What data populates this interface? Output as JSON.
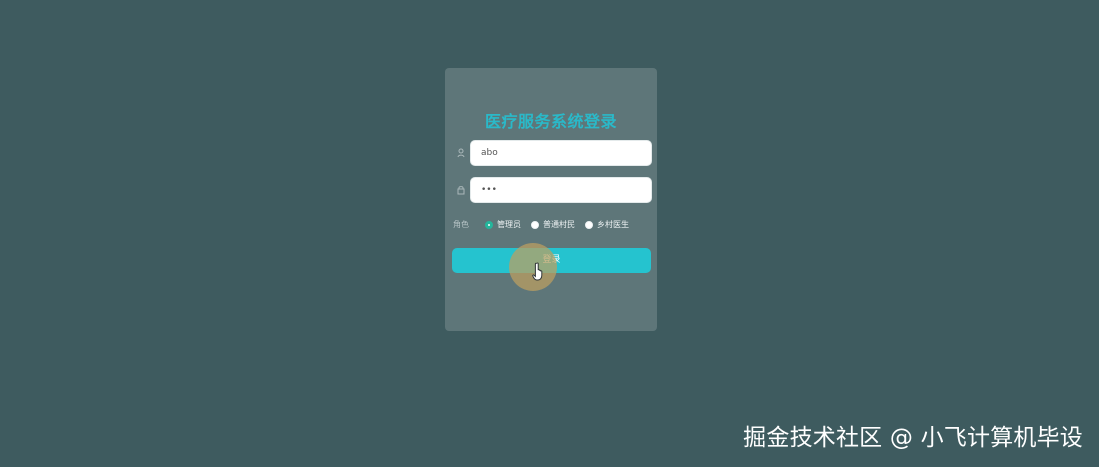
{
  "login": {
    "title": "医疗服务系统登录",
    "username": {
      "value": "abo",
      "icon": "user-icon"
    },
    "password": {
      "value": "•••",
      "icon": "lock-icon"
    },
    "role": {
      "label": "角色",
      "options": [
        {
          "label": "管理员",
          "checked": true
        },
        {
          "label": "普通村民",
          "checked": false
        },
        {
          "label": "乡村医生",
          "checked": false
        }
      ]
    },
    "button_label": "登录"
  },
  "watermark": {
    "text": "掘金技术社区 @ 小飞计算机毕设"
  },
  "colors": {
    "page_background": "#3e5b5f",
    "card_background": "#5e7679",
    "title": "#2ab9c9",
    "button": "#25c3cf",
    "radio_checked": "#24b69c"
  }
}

--

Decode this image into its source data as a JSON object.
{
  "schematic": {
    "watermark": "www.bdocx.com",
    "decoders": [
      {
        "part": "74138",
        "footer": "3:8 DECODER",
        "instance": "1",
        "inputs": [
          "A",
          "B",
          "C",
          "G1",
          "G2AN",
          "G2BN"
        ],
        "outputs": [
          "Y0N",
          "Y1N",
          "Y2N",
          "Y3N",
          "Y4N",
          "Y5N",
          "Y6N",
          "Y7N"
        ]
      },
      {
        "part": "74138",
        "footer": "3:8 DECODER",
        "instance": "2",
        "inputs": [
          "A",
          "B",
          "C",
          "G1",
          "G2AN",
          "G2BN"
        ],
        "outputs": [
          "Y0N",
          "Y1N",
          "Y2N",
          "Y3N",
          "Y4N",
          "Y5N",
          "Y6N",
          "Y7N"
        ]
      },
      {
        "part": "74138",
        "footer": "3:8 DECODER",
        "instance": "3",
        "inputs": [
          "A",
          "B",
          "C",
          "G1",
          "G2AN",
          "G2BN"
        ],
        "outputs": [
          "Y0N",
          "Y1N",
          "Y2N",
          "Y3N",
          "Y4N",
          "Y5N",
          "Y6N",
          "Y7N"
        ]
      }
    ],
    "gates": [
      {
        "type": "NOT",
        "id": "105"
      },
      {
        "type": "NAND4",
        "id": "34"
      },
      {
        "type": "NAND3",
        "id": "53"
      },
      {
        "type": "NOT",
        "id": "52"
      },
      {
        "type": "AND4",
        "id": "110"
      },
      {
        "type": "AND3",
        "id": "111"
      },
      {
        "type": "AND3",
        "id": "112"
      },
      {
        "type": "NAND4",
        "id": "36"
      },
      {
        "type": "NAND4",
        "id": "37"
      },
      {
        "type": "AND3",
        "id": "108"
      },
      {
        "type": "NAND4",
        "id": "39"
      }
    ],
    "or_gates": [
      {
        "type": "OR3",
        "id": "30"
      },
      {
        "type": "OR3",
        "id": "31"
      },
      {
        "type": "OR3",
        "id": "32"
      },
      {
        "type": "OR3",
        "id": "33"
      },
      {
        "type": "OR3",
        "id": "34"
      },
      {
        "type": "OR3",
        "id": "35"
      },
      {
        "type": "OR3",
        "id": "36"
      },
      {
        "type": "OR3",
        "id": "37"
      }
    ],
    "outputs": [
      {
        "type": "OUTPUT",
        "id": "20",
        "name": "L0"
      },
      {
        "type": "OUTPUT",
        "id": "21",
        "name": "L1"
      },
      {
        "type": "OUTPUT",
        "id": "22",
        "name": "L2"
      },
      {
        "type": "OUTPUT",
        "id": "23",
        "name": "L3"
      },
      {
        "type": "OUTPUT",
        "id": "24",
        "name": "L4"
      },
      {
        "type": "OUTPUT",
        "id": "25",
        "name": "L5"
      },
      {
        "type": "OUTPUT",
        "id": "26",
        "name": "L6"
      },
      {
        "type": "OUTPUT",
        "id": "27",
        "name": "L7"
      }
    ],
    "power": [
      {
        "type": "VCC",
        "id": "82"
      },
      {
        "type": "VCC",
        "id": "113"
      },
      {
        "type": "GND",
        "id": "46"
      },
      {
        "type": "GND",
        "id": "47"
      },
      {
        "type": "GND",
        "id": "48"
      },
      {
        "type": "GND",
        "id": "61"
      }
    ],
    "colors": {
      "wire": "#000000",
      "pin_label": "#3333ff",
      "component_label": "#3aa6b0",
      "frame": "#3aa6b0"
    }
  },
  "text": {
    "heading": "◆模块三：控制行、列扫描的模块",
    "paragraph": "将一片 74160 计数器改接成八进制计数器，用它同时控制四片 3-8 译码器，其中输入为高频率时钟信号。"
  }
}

--

### Exercise aim:
Sift the material for lines with the string "data". Copy each one found.

### Exercise output:
What data populates this interface? Output as JSON.
Decode this image into its source data as a JSON object.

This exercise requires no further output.